Directive
Check every line of the entries for "Build", and copy the lines that hold it.
**** Task data ****
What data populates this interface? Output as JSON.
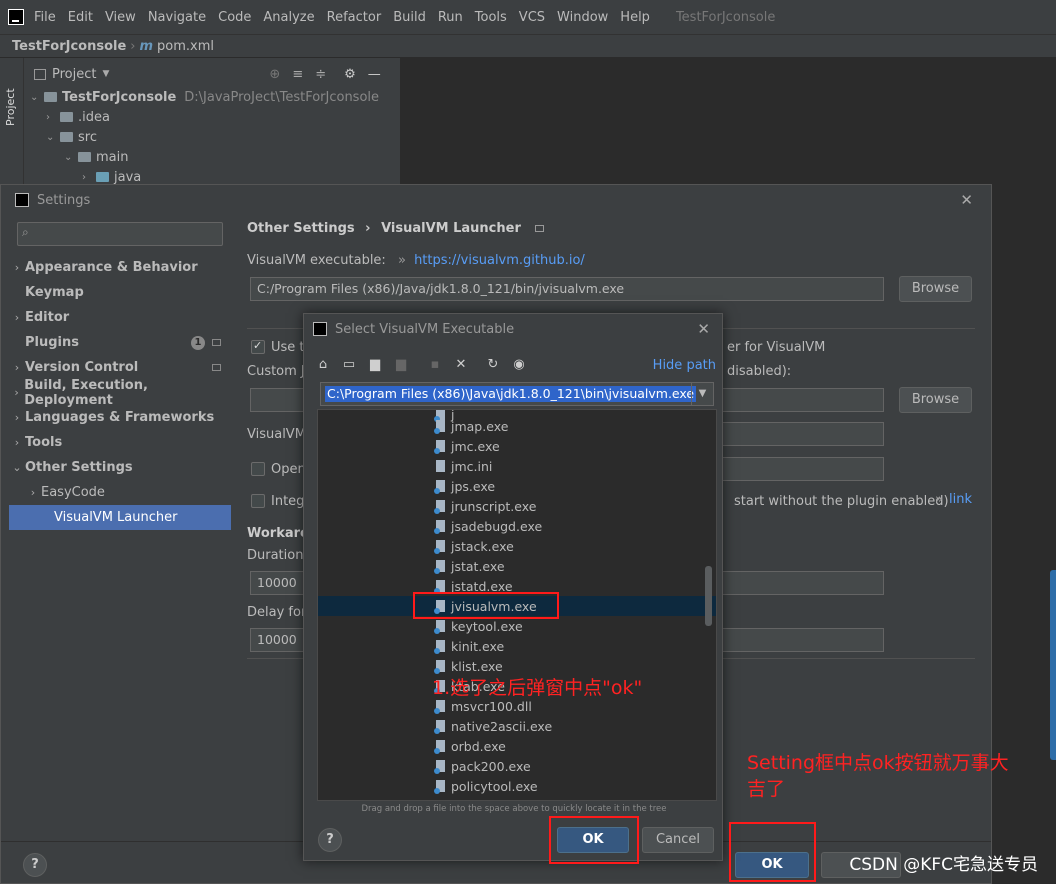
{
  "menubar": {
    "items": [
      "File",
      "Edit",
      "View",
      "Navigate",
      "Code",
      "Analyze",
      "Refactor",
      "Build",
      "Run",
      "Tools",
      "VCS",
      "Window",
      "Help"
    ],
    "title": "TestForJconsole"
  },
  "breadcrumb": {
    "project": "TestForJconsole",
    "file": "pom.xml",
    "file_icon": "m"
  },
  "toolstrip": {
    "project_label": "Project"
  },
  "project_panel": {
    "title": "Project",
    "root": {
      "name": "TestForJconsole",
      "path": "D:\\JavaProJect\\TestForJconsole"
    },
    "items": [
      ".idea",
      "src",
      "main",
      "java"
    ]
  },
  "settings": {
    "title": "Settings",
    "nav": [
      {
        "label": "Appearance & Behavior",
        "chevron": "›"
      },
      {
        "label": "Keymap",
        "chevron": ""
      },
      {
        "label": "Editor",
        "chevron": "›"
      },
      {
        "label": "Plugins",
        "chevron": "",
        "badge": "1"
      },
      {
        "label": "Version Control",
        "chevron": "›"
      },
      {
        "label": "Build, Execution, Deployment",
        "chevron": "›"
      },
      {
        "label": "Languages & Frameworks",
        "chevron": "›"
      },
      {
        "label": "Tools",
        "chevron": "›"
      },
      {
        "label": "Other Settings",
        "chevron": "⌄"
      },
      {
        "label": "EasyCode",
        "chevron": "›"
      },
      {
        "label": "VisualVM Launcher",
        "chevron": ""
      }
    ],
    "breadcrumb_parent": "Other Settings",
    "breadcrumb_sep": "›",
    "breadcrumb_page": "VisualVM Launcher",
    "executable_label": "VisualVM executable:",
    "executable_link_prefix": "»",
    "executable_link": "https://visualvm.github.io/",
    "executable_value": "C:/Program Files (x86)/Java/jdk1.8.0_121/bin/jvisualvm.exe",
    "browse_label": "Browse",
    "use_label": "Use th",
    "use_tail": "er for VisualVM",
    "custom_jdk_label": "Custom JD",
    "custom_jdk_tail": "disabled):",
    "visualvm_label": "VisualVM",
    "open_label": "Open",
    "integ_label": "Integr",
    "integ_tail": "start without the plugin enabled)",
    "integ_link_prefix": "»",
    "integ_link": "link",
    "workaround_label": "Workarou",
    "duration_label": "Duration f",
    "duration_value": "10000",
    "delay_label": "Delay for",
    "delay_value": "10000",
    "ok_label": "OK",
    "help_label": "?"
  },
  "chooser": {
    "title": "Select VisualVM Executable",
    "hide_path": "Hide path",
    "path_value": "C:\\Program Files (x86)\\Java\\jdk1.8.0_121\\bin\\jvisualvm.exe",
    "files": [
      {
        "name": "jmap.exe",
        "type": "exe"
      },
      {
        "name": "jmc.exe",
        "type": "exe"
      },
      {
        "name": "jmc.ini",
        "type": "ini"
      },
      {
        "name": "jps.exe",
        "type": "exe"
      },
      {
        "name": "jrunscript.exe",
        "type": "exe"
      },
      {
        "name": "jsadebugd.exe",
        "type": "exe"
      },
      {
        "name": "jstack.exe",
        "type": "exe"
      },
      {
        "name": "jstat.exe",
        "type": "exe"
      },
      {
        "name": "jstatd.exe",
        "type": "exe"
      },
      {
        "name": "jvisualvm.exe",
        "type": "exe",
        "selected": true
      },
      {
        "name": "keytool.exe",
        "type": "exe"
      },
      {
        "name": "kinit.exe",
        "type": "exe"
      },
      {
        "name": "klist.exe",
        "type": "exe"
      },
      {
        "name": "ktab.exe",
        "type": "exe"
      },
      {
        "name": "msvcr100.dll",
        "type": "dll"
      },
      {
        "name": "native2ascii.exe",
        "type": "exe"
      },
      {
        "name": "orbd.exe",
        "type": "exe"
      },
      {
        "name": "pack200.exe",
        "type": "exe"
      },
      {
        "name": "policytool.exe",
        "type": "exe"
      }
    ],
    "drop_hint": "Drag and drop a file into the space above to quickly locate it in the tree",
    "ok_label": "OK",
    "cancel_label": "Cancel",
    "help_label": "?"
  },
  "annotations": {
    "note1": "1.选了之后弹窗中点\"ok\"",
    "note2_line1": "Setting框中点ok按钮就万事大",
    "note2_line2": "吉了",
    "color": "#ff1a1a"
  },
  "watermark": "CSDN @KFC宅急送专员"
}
****
**** Task data ****
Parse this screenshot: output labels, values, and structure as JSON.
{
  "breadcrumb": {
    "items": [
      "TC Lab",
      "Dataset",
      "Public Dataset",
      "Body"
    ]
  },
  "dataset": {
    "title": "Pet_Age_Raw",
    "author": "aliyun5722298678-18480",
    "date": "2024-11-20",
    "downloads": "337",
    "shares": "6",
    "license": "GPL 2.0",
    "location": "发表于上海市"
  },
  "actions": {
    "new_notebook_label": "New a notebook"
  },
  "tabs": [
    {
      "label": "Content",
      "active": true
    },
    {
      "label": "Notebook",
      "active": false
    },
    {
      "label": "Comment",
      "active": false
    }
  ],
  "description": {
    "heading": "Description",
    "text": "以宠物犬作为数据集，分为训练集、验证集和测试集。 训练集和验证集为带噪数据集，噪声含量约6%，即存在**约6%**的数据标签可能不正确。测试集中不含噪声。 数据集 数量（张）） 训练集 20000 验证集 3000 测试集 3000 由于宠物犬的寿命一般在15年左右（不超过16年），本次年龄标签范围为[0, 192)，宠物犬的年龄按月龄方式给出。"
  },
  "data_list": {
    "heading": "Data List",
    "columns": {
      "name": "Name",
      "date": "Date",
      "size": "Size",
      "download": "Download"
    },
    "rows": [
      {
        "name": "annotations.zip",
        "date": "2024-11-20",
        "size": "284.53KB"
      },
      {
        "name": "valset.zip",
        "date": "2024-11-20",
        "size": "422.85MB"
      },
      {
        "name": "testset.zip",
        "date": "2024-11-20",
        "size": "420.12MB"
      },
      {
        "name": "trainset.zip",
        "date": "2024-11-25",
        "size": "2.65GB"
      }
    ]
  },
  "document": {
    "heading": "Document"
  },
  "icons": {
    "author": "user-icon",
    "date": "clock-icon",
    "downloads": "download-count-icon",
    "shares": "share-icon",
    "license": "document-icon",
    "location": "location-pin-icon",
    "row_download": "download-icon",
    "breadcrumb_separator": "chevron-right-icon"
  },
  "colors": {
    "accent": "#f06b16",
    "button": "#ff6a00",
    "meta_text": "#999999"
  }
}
****
Full solution
      "Build",
        "label": "Build, Execution, Deployment",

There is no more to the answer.